━━━ Exercise data
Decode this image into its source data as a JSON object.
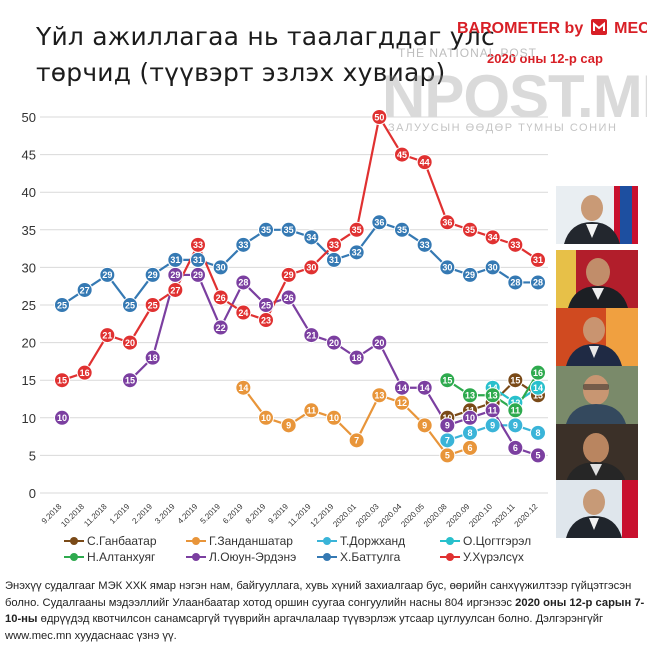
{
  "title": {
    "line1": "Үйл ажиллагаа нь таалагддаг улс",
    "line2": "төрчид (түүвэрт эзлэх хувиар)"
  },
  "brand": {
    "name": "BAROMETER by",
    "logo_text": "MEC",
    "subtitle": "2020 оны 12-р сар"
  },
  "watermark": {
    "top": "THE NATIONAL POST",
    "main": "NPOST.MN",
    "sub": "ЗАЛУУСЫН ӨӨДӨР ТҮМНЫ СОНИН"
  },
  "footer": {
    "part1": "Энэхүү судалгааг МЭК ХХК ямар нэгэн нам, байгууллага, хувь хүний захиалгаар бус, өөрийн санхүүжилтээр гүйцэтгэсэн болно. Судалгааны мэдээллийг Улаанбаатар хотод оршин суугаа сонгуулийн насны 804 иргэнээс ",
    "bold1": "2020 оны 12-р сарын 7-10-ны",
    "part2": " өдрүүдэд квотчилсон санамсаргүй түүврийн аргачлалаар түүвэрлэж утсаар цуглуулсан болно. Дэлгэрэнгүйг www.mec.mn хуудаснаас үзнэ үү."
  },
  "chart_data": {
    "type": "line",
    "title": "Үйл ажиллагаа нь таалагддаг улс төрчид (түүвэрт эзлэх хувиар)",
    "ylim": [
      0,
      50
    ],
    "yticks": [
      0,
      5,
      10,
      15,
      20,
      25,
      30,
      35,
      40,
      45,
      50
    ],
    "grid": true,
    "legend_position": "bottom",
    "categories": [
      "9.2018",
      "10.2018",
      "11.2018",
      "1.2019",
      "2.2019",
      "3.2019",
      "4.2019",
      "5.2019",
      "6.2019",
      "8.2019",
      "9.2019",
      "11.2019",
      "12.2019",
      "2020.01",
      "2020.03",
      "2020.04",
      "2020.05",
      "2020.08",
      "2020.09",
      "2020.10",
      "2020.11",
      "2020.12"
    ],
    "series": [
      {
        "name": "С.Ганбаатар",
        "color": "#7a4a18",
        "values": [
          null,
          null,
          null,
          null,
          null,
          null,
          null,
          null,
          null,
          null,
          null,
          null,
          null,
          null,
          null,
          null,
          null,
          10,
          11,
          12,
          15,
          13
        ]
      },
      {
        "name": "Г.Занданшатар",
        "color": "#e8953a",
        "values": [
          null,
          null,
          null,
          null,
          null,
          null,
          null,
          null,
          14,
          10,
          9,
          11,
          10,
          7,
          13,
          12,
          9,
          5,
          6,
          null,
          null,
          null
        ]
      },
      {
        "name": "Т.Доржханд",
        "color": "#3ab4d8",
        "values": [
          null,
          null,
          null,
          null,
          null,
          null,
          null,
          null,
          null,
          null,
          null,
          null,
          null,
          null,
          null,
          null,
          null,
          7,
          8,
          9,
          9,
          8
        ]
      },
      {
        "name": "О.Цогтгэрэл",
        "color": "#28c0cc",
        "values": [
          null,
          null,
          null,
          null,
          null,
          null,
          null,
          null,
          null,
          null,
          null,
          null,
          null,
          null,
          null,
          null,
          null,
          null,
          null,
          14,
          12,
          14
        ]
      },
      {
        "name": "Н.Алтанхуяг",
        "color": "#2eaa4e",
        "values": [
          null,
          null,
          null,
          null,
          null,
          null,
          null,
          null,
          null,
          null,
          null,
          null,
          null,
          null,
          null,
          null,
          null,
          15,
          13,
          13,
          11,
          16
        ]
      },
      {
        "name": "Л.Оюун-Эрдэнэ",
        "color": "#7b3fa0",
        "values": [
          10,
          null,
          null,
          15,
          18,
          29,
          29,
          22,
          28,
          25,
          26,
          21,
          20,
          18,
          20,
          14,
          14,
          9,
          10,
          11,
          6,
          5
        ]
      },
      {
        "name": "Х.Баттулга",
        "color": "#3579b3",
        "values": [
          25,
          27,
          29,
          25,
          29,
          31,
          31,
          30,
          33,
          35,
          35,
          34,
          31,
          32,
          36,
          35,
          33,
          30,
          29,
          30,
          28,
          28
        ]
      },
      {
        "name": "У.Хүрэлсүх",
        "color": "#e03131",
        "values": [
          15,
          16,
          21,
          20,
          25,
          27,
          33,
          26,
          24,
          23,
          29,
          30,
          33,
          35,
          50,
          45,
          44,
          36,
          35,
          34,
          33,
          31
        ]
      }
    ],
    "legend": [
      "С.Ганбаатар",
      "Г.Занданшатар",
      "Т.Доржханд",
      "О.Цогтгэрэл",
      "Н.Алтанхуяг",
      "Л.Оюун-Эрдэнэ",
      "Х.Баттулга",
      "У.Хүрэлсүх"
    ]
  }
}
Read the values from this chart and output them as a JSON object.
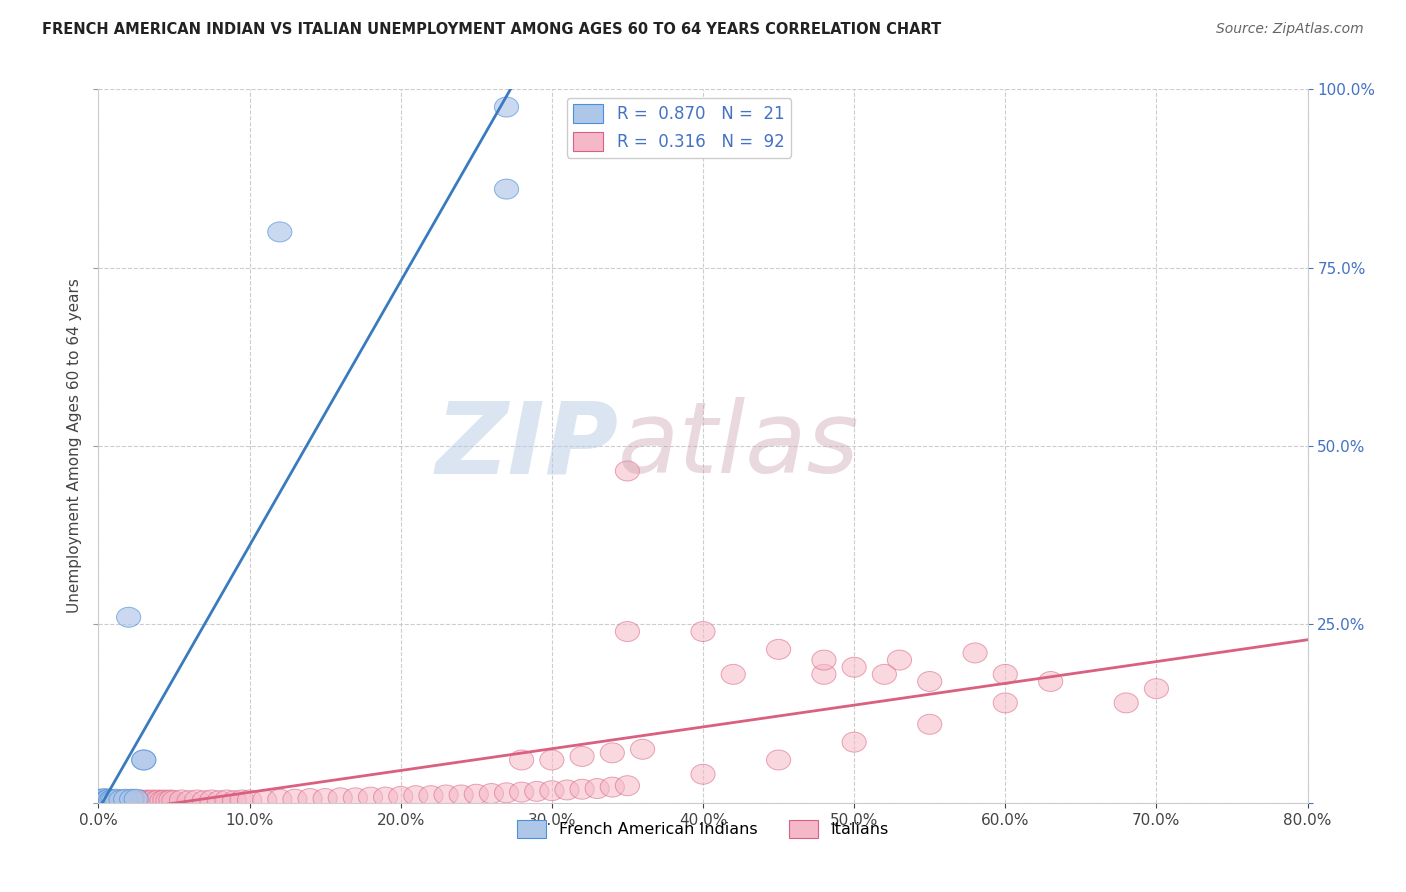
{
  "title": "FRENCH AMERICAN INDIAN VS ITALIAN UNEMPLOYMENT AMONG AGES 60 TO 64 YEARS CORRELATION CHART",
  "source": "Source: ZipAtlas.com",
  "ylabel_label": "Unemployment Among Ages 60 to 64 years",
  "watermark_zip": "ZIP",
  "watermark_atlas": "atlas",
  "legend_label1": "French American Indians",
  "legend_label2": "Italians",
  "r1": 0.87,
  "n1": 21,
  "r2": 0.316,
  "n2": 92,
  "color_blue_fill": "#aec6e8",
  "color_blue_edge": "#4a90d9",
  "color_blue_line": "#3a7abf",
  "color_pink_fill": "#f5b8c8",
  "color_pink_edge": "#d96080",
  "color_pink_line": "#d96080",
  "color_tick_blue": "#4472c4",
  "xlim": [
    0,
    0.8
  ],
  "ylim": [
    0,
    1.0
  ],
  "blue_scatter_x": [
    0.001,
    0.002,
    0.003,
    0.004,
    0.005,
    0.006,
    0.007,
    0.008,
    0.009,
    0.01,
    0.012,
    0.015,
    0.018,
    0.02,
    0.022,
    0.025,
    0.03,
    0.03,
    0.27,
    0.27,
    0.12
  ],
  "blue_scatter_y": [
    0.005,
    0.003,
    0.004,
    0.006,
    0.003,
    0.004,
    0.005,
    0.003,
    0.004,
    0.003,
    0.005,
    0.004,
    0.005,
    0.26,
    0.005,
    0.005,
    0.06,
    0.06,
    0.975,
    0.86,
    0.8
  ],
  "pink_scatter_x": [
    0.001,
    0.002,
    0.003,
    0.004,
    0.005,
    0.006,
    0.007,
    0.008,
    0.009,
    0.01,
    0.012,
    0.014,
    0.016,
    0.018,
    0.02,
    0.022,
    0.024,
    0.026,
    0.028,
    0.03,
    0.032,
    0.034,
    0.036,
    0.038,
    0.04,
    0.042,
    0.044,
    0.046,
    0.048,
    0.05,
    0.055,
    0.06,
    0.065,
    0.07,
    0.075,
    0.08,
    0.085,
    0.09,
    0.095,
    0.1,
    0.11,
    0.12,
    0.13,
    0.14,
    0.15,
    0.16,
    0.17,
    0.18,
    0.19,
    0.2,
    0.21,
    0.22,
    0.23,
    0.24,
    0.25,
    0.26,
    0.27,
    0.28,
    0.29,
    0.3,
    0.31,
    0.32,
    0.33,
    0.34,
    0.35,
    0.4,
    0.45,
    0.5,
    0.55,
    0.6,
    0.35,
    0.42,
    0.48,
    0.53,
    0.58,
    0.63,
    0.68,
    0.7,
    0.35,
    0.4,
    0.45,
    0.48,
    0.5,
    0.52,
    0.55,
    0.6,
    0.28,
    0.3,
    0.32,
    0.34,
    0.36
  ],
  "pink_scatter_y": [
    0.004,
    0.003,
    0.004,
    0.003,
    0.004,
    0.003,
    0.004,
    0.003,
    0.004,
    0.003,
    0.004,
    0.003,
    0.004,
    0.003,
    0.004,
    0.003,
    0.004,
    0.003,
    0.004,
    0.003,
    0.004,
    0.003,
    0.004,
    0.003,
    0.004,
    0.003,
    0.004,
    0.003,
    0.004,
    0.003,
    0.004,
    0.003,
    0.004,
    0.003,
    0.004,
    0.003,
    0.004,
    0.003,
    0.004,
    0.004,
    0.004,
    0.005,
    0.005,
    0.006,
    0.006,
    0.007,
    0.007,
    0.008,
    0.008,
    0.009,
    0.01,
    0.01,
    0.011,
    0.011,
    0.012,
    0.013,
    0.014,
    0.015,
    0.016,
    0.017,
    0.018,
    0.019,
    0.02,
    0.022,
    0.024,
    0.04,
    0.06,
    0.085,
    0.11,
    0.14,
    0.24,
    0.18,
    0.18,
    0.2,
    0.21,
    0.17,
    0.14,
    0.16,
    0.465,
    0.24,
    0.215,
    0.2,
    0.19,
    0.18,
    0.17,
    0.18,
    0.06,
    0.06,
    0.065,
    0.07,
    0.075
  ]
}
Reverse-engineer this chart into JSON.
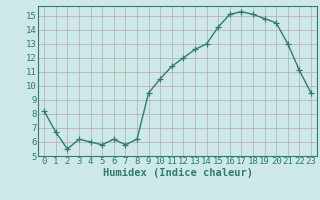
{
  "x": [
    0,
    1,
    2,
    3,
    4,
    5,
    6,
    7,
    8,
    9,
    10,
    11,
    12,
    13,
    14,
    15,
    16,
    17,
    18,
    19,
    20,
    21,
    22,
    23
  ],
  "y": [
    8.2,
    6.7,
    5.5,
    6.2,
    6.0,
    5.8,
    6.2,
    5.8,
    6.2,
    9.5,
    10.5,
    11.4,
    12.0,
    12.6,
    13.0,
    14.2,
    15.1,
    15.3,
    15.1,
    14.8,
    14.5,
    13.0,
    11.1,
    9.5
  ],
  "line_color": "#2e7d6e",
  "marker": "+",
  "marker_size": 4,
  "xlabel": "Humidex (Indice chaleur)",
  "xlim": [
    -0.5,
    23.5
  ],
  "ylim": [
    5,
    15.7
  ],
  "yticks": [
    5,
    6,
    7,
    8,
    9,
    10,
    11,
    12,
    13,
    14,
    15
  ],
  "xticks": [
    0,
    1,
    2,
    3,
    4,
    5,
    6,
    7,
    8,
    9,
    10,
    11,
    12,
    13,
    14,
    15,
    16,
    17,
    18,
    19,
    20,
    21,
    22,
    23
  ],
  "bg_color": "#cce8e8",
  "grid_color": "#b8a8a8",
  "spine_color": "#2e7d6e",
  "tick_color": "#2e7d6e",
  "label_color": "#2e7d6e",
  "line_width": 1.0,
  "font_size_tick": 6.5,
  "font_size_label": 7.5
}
━━━━━━
Direction: Report how many lines in the data include the word "хувиар", and give nothing but the count.

Result below: 2